◆ **Task details**
Search the material for "Биржевая" and show all lines that contain it.

◆ **Collected data**
++++++
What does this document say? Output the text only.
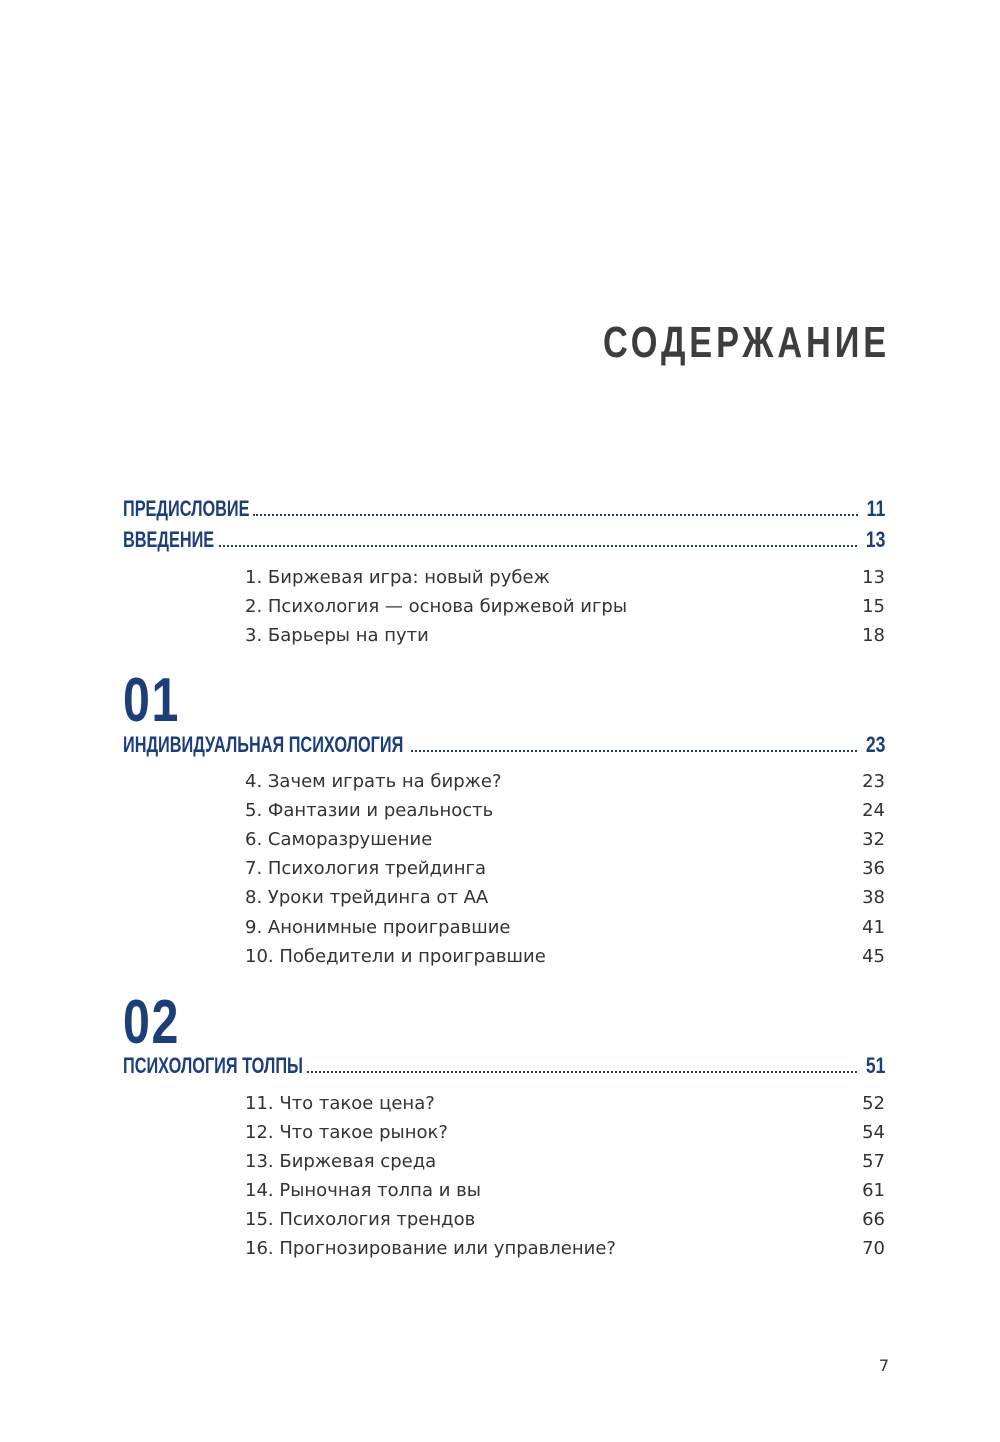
СОДЕРЖАНИЕ
ПРЕДИСЛОВИЕ	11
ВВЕДЕНИЕ	13
1. Биржевая игра: новый рубеж	13
2. Психология — основа биржевой игры	15
3. Барьеры на пути	18
01
ИНДИВИДУАЛЬНАЯ ПСИХОЛОГИЯ	23
4. Зачем играть на бирже?	23
5. Фантазии и реальность	24
6. Саморазрушение	32
7. Психология трейдинга	36
8. Уроки трейдинга от АА	38
9. Анонимные проигравшие	41
10. Победители и проигравшие	45
02
ПСИХОЛОГИЯ ТОЛПЫ	51
11. Что такое цена?	52
12. Что такое рынок?	54
13. Биржевая среда	57
14. Рыночная толпа и вы	61
15. Психология трендов	66
16. Прогнозирование или управление?	70
7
++++++
◆ **Reply to the task**
1. Биржевая игра: новый рубеж	13
13. Биржевая среда	57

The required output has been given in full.